Make an exact copy of the listing below.

════════════════════

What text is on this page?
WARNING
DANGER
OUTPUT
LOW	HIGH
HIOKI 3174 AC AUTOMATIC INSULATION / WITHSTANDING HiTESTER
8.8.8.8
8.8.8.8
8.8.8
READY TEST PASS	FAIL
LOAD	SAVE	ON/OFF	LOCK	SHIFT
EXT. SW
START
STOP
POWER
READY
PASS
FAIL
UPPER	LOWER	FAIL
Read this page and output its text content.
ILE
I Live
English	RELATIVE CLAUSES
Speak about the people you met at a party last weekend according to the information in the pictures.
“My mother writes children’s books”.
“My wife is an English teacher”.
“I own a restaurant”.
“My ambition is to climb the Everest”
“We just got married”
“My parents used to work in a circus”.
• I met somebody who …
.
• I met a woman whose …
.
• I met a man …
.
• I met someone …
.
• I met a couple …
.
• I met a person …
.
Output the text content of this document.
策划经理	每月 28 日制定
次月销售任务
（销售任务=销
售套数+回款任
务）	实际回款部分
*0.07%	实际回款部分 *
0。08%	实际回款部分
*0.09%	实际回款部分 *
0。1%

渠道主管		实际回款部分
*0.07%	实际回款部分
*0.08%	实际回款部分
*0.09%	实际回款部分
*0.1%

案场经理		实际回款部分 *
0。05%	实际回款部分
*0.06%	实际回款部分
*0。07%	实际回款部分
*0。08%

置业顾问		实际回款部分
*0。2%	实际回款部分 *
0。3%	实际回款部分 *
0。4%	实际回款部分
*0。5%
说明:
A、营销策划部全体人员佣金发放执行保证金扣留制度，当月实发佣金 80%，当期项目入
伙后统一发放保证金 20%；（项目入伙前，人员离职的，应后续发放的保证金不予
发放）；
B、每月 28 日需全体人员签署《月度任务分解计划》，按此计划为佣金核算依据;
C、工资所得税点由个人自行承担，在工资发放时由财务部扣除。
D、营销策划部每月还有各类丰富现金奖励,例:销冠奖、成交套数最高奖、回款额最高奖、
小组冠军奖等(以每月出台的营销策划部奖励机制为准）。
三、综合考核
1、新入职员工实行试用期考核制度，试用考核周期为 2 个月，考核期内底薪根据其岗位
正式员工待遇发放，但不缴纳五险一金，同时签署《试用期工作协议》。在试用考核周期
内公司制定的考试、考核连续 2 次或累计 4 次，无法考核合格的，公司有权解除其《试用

════════════════════

RIGHT ANSWER >>
What text is on this page?
WARNING
DANGER
OUTPUT
LOW	HIGH
HIOKI 3174 AC AUTOMATIC INSULATION / WITHSTANDING HiTESTER
8.8.8.8
8.8.8.8
8.8.8
READY TEST PASS	FAIL
LOAD	SAVE	ON/OFF	LOCK	SHIFT
EXT. SW
START
STOP
POWER
READY
PASS
FAIL
UPPER	LOWER	FAIL
Read this page and output its text content.
ILE
I Live
English	RELATIVE CLAUSES
Speak about the people you met at a party last weekend according to the information in the pictures.
“My mother writes children’s books”.
“My wife is an English teacher”.
“I own a restaurant”.
“My ambition is to climb the Everest”
“We just got married”
“My parents used to work in a circus”.
• I met somebody who …
.
• I met a woman whose …
.
• I met a man …
.
• I met someone …
.
• I met a couple …
.
• I met a person …
.
Output the text content of this document.
策划经理	每月 28 日制定
次月销售任务
（销售任务=销
售套数+回款任
务）	实际回款部分
*0.07%	实际回款部分 *
0。08%	实际回款部分
*0.09%	实际回款部分 *
0。1%

渠道主管		实际回款部分
*0.07%	实际回款部分
*0.08%	实际回款部分
*0.09%	实际回款部分
*0.1%

案场经理		实际回款部分 *
0。05%	实际回款部分
*0.06%	实际回款部分
*0。07%	实际回款部分
*0。08%

置业顾问		实际回款部分
*0。2%	实际回款部分 *
0。3%	实际回款部分 *
0。4%	实际回款部分
*0。5%
说明:
A、营销策划部全体人员佣金发放执行保证金扣留制度，当月实发佣金 80%，当期项目入
伙后统一发放保证金 20%；（项目入伙前，人员离职的，应后续发放的保证金不予
发放）；
B、每月 28 日需全体人员签署《月度任务分解计划》，按此计划为佣金核算依据;
C、工资所得税点由个人自行承担，在工资发放时由财务部扣除。
D、营销策划部每月还有各类丰富现金奖励,例:销冠奖、成交套数最高奖、回款额最高奖、
小组冠军奖等(以每月出台的营销策划部奖励机制为准）。
三、综合考核
1、新入职员工实行试用期考核制度，试用考核周期为 2 个月，考核期内底薪根据其岗位
正式员工待遇发放，但不缴纳五险一金，同时签署《试用期工作协议》。在试用考核周期
内公司制定的考试、考核连续 2 次或累计 4 次，无法考核合格的，公司有权解除其《试用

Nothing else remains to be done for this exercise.